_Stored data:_
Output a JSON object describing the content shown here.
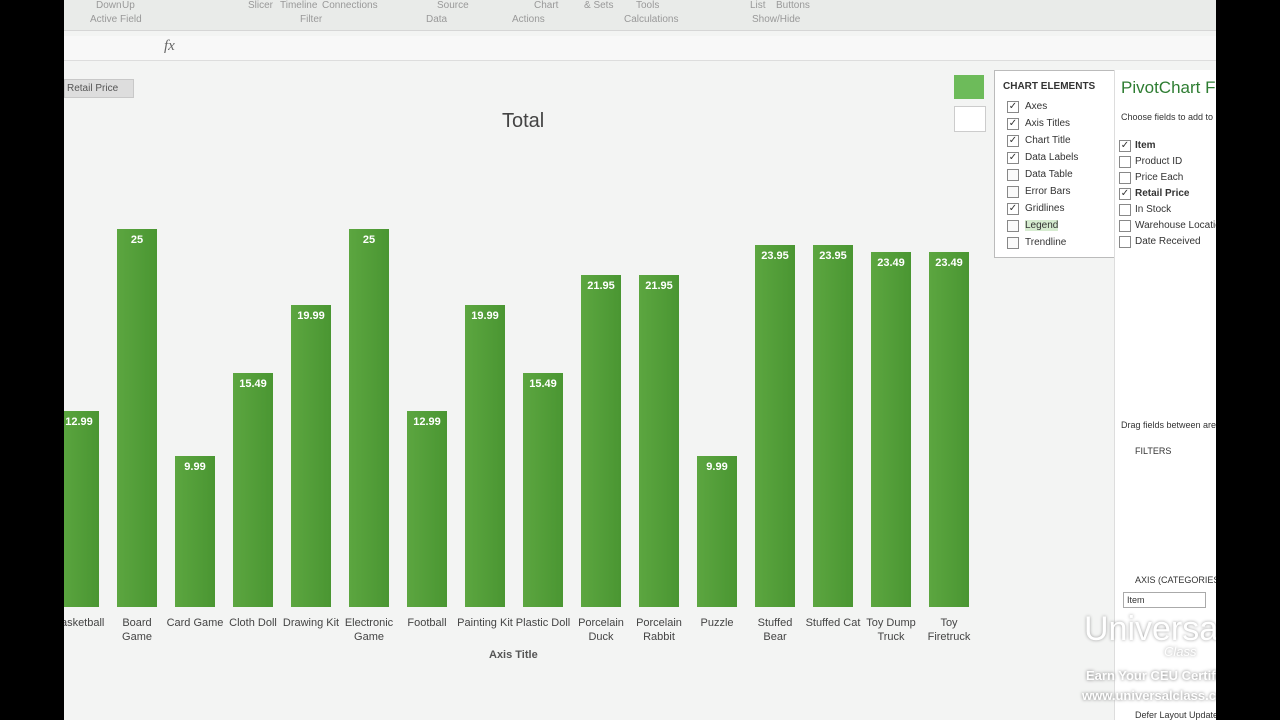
{
  "ribbon": {
    "buttons": [
      "Down",
      "Up",
      "Slicer",
      "Timeline",
      "Connections",
      "Source",
      "Chart",
      "& Sets",
      "Tools",
      "List",
      "Buttons"
    ],
    "groups": [
      "Active Field",
      "Filter",
      "Data",
      "Actions",
      "Calculations",
      "Show/Hide"
    ]
  },
  "formula_bar": {
    "function_icon": "fx"
  },
  "field_button": "Retail Price",
  "chart_data": {
    "type": "bar",
    "title": "Total",
    "x_axis_title": "Axis Title",
    "categories": [
      "Basketball",
      "Board Game",
      "Card Game",
      "Cloth Doll",
      "Drawing Kit",
      "Electronic Game",
      "Football",
      "Painting Kit",
      "Plastic Doll",
      "Porcelain Duck",
      "Porcelain Rabbit",
      "Puzzle",
      "Stuffed Bear",
      "Stuffed Cat",
      "Toy Dump Truck",
      "Toy Firetruck"
    ],
    "values": [
      12.99,
      25,
      9.99,
      15.49,
      19.99,
      25,
      12.99,
      19.99,
      15.49,
      21.95,
      21.95,
      9.99,
      23.95,
      23.95,
      23.49,
      23.49
    ],
    "color": "#5ca640"
  },
  "chart_elements": {
    "title": "CHART ELEMENTS",
    "items": [
      {
        "label": "Axes",
        "checked": true
      },
      {
        "label": "Axis Titles",
        "checked": true
      },
      {
        "label": "Chart Title",
        "checked": true
      },
      {
        "label": "Data Labels",
        "checked": true
      },
      {
        "label": "Data Table",
        "checked": false
      },
      {
        "label": "Error Bars",
        "checked": false
      },
      {
        "label": "Gridlines",
        "checked": true
      },
      {
        "label": "Legend",
        "checked": false
      },
      {
        "label": "Trendline",
        "checked": false
      }
    ]
  },
  "field_list": {
    "title": "PivotChart Fields",
    "subtitle": "Choose fields to add to report:",
    "fields": [
      {
        "label": "Item",
        "checked": true
      },
      {
        "label": "Product ID",
        "checked": false
      },
      {
        "label": "Price Each",
        "checked": false
      },
      {
        "label": "Retail Price",
        "checked": true
      },
      {
        "label": "In Stock",
        "checked": false
      },
      {
        "label": "Warehouse Location",
        "checked": false
      },
      {
        "label": "Date Received",
        "checked": false
      }
    ],
    "drag_hint": "Drag fields between areas below:",
    "filters": "FILTERS",
    "axis": "AXIS (CATEGORIES)",
    "axis_item": "Item",
    "defer": "Defer Layout Update"
  },
  "watermark": {
    "brand": "Universal",
    "brand_sub": "Class",
    "tagline": "Earn Your CEU Certificate",
    "url": "www.universalclass.com"
  }
}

_Description of the task:_ Write out the records above exactly as they stand, leaving out every picture.

_Solution for this task:_
Output a JSON object describing the content shown here.
{
  "ribbon": {
    "buttons": [
      "Down",
      "Up",
      "Slicer",
      "Timeline",
      "Connections",
      "Source",
      "Chart",
      "& Sets",
      "Tools",
      "List",
      "Buttons"
    ],
    "groups": [
      "Active Field",
      "Filter",
      "Data",
      "Actions",
      "Calculations",
      "Show/Hide"
    ]
  },
  "formula_bar": {
    "function_icon": "fx"
  },
  "field_button": "Retail Price",
  "chart_data": {
    "type": "bar",
    "title": "Total",
    "x_axis_title": "Axis Title",
    "categories": [
      "Basketball",
      "Board Game",
      "Card Game",
      "Cloth Doll",
      "Drawing Kit",
      "Electronic Game",
      "Football",
      "Painting Kit",
      "Plastic Doll",
      "Porcelain Duck",
      "Porcelain Rabbit",
      "Puzzle",
      "Stuffed Bear",
      "Stuffed Cat",
      "Toy Dump Truck",
      "Toy Firetruck"
    ],
    "values": [
      12.99,
      25,
      9.99,
      15.49,
      19.99,
      25,
      12.99,
      19.99,
      15.49,
      21.95,
      21.95,
      9.99,
      23.95,
      23.95,
      23.49,
      23.49
    ],
    "color": "#5ca640"
  },
  "chart_elements": {
    "title": "CHART ELEMENTS",
    "items": [
      {
        "label": "Axes",
        "checked": true
      },
      {
        "label": "Axis Titles",
        "checked": true
      },
      {
        "label": "Chart Title",
        "checked": true
      },
      {
        "label": "Data Labels",
        "checked": true
      },
      {
        "label": "Data Table",
        "checked": false
      },
      {
        "label": "Error Bars",
        "checked": false
      },
      {
        "label": "Gridlines",
        "checked": true
      },
      {
        "label": "Legend",
        "checked": false
      },
      {
        "label": "Trendline",
        "checked": false
      }
    ]
  },
  "field_list": {
    "title": "PivotChart Fields",
    "subtitle": "Choose fields to add to report:",
    "fields": [
      {
        "label": "Item",
        "checked": true
      },
      {
        "label": "Product ID",
        "checked": false
      },
      {
        "label": "Price Each",
        "checked": false
      },
      {
        "label": "Retail Price",
        "checked": true
      },
      {
        "label": "In Stock",
        "checked": false
      },
      {
        "label": "Warehouse Location",
        "checked": false
      },
      {
        "label": "Date Received",
        "checked": false
      }
    ],
    "drag_hint": "Drag fields between areas below:",
    "filters": "FILTERS",
    "axis": "AXIS (CATEGORIES)",
    "axis_item": "Item",
    "defer": "Defer Layout Update"
  },
  "watermark": {
    "brand": "Universal",
    "brand_sub": "Class",
    "tagline": "Earn Your CEU Certificate",
    "url": "www.universalclass.com"
  }
}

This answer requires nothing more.